Exercise prompt: Pull every "JSON" line out of the data below.

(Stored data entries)
--- Begin ---

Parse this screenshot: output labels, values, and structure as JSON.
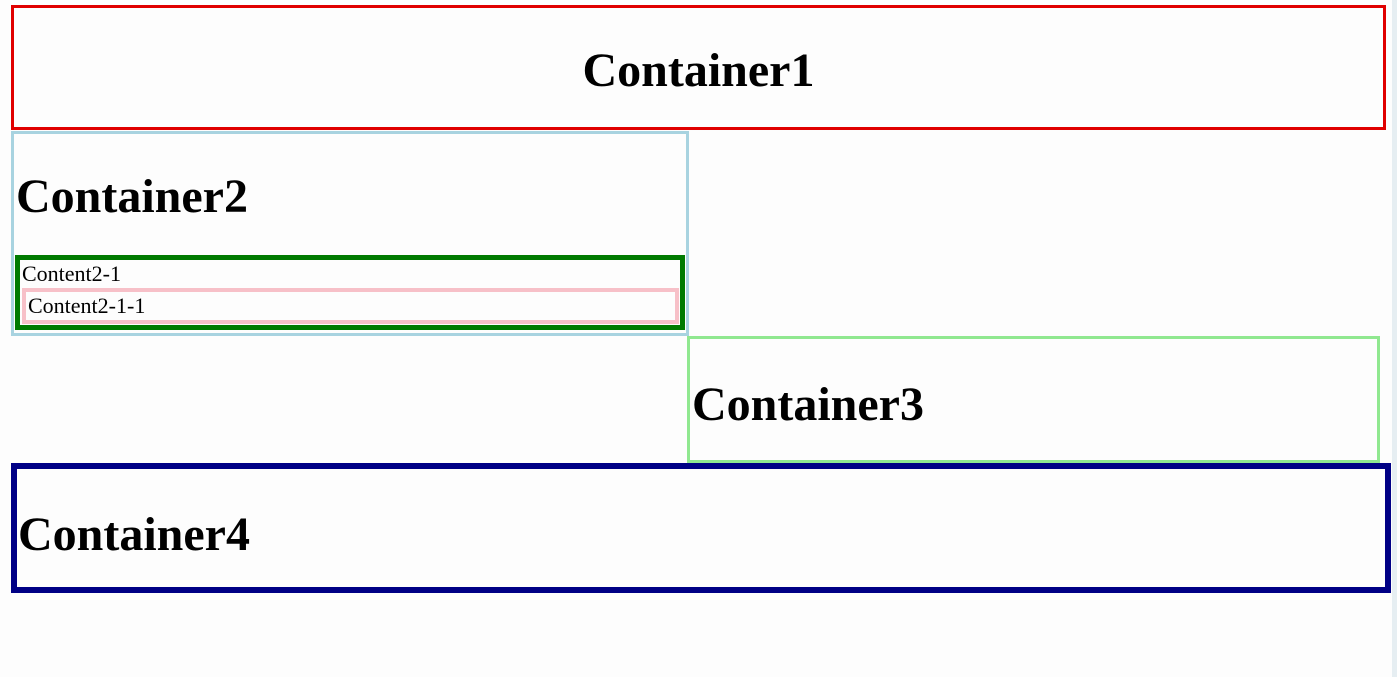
{
  "containers": {
    "container1": {
      "title": "Container1",
      "border_color": "#e00000"
    },
    "container2": {
      "title": "Container2",
      "border_color": "#a8d3e0",
      "content2_1": {
        "label": "Content2-1",
        "border_color": "#007a00",
        "content2_1_1": {
          "label": "Content2-1-1",
          "border_color": "#f7c0c8"
        }
      }
    },
    "container3": {
      "title": "Container3",
      "border_color": "#90e890"
    },
    "container4": {
      "title": "Container4",
      "border_color": "#000085"
    }
  }
}
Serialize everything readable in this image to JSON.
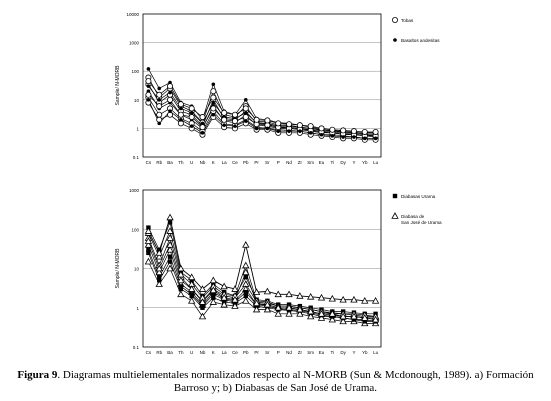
{
  "chart_data": [
    {
      "type": "line",
      "title": "",
      "ylabel": "Sample/ N-MORB",
      "yscale": "log",
      "ylim": [
        0.1,
        10000
      ],
      "yticks": [
        "10000",
        "1000",
        "100",
        "10",
        "1",
        "0.1"
      ],
      "categories": [
        "Cs",
        "Rb",
        "Ba",
        "Th",
        "U",
        "Nb",
        "K",
        "La",
        "Ce",
        "Pb",
        "Pr",
        "Sr",
        "P",
        "Nd",
        "Zr",
        "Sm",
        "Eu",
        "Ti",
        "Dy",
        "Y",
        "Yb",
        "Lu"
      ],
      "legend": [
        {
          "name": "Tobas",
          "marker": "circle-open"
        },
        {
          "name": "Basaltos andesitas",
          "marker": "dot"
        }
      ],
      "series": [
        {
          "values": [
            120,
            25,
            40,
            8,
            6,
            2,
            35,
            4,
            3,
            10,
            2.2,
            2,
            1.6,
            1.5,
            1.3,
            1.1,
            0.95,
            0.9,
            0.8,
            0.75,
            0.72,
            0.7
          ]
        },
        {
          "values": [
            60,
            12,
            25,
            6,
            4,
            1.6,
            20,
            3,
            2.5,
            6,
            1.8,
            1.7,
            1.3,
            1.3,
            1.1,
            1.0,
            0.85,
            0.85,
            0.75,
            0.7,
            0.65,
            0.6
          ]
        },
        {
          "values": [
            35,
            8,
            15,
            4,
            3,
            1.2,
            10,
            2.2,
            2,
            4,
            1.5,
            1.4,
            1.1,
            1.1,
            1.0,
            0.9,
            0.8,
            0.75,
            0.7,
            0.65,
            0.6,
            0.55
          ]
        },
        {
          "values": [
            20,
            5,
            8,
            3,
            2,
            1.0,
            6,
            1.8,
            1.6,
            3,
            1.3,
            1.2,
            1.0,
            1.0,
            0.9,
            0.8,
            0.7,
            0.7,
            0.6,
            0.6,
            0.55,
            0.5
          ]
        },
        {
          "values": [
            12,
            3,
            5,
            2.2,
            1.5,
            0.8,
            4,
            1.4,
            1.3,
            2,
            1.1,
            1.0,
            0.9,
            0.85,
            0.8,
            0.7,
            0.6,
            0.6,
            0.55,
            0.5,
            0.45,
            0.45
          ]
        },
        {
          "values": [
            8,
            2,
            3,
            1.5,
            1.0,
            0.6,
            2.5,
            1.1,
            1.0,
            1.5,
            0.9,
            0.9,
            0.7,
            0.7,
            0.7,
            0.6,
            0.55,
            0.5,
            0.45,
            0.45,
            0.4,
            0.4
          ]
        },
        {
          "values": [
            30,
            10,
            18,
            5,
            3.5,
            1.5,
            8,
            2.5,
            2.2,
            3.5,
            1.6,
            1.5,
            1.2,
            1.2,
            1.1,
            1.0,
            0.9,
            0.8,
            0.75,
            0.7,
            0.65,
            0.65
          ]
        },
        {
          "values": [
            15,
            6,
            10,
            3,
            2.5,
            1.1,
            5,
            2,
            1.8,
            2.5,
            1.4,
            1.3,
            1.1,
            1.0,
            0.95,
            0.85,
            0.75,
            0.7,
            0.65,
            0.6,
            0.55,
            0.55
          ]
        },
        {
          "values": [
            45,
            15,
            30,
            7,
            5,
            2.5,
            12,
            3.5,
            3,
            5,
            2,
            1.9,
            1.5,
            1.4,
            1.3,
            1.2,
            1.0,
            0.9,
            0.85,
            0.8,
            0.75,
            0.75
          ]
        },
        {
          "values": [
            10,
            1.5,
            4,
            2,
            1.2,
            0.7,
            3,
            1.3,
            1.2,
            1.8,
            1.0,
            1.0,
            0.8,
            0.8,
            0.8,
            0.7,
            0.6,
            0.55,
            0.5,
            0.5,
            0.45,
            0.45
          ]
        }
      ]
    },
    {
      "type": "line",
      "title": "",
      "ylabel": "Sample/ N-MORB",
      "yscale": "log",
      "ylim": [
        0.1,
        1000
      ],
      "yticks": [
        "1000",
        "100",
        "10",
        "1",
        "0.1"
      ],
      "categories": [
        "Cs",
        "Rb",
        "Ba",
        "Th",
        "U",
        "Nb",
        "K",
        "La",
        "Ce",
        "Pb",
        "Pr",
        "Sr",
        "P",
        "Nd",
        "Zr",
        "Sm",
        "Eu",
        "Ti",
        "Dy",
        "Y",
        "Yb",
        "Lu"
      ],
      "legend": [
        {
          "name": "Diabasas Urama",
          "marker": "square"
        },
        {
          "name": "Diabasa de San José de Urama",
          "marker": "triangle-open"
        }
      ],
      "series": [
        {
          "values": [
            110,
            30,
            150,
            8,
            5,
            2,
            4,
            2.5,
            2,
            6,
            1.6,
            1.5,
            1.2,
            1.2,
            1.1,
            1.0,
            0.9,
            0.8,
            0.8,
            0.75,
            0.7,
            0.7
          ]
        },
        {
          "values": [
            60,
            12,
            60,
            6,
            3,
            1.5,
            3,
            2,
            1.8,
            4,
            1.4,
            1.3,
            1.1,
            1.1,
            1.0,
            0.9,
            0.8,
            0.7,
            0.7,
            0.65,
            0.6,
            0.6
          ]
        },
        {
          "values": [
            40,
            8,
            30,
            4,
            2.5,
            1.2,
            2.5,
            1.7,
            1.5,
            3,
            1.2,
            1.2,
            1.0,
            1.0,
            0.9,
            0.8,
            0.7,
            0.65,
            0.6,
            0.6,
            0.55,
            0.55
          ]
        },
        {
          "values": [
            25,
            5,
            15,
            3,
            2,
            1.0,
            1.8,
            1.4,
            1.3,
            2,
            1.1,
            1.0,
            0.9,
            0.85,
            0.8,
            0.7,
            0.6,
            0.6,
            0.55,
            0.5,
            0.5,
            0.45
          ]
        },
        {
          "values": [
            15,
            4,
            10,
            2.2,
            1.5,
            0.6,
            1.4,
            1.2,
            1.1,
            1.5,
            0.9,
            0.9,
            0.7,
            0.7,
            0.7,
            0.6,
            0.55,
            0.5,
            0.45,
            0.45,
            0.4,
            0.4
          ]
        },
        {
          "values": [
            80,
            20,
            90,
            7,
            4,
            1.8,
            3.5,
            2.2,
            2,
            12,
            1.5,
            1.4,
            1.1,
            1.1,
            1.0,
            0.9,
            0.8,
            0.75,
            0.7,
            0.7,
            0.65,
            0.6
          ]
        },
        {
          "values": [
            30,
            6,
            20,
            3.5,
            2.2,
            1.1,
            2.2,
            1.6,
            1.4,
            2.5,
            1.2,
            1.1,
            0.95,
            0.9,
            0.85,
            0.75,
            0.65,
            0.6,
            0.55,
            0.5,
            0.45,
            0.45
          ]
        },
        {
          "values": [
            50,
            10,
            40,
            5,
            3,
            1.4,
            2.8,
            1.8,
            1.6,
            8,
            1.3,
            1.2,
            1.0,
            1.0,
            0.9,
            0.8,
            0.7,
            0.7,
            0.6,
            0.6,
            0.55,
            0.5
          ]
        }
      ],
      "highlight_series": [
        {
          "values": [
            90,
            25,
            200,
            10,
            6,
            3,
            5,
            3.5,
            3,
            40,
            2.5,
            2.6,
            2.2,
            2.2,
            2,
            1.9,
            1.8,
            1.7,
            1.6,
            1.6,
            1.5,
            1.5
          ]
        }
      ]
    }
  ],
  "caption": {
    "label": "Figura 9",
    "text_1": ". Diagramas multielementales normalizados respecto al N-MORB (Sun & Mcdonough, 1989). a) Formación",
    "text_2": "Barroso y; b) Diabasas de San José de Urama."
  }
}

--- End ---

Answer:
Parse this screenshot: output labels, values, and structure as JSON.
Serialize everything readable in this image to JSON.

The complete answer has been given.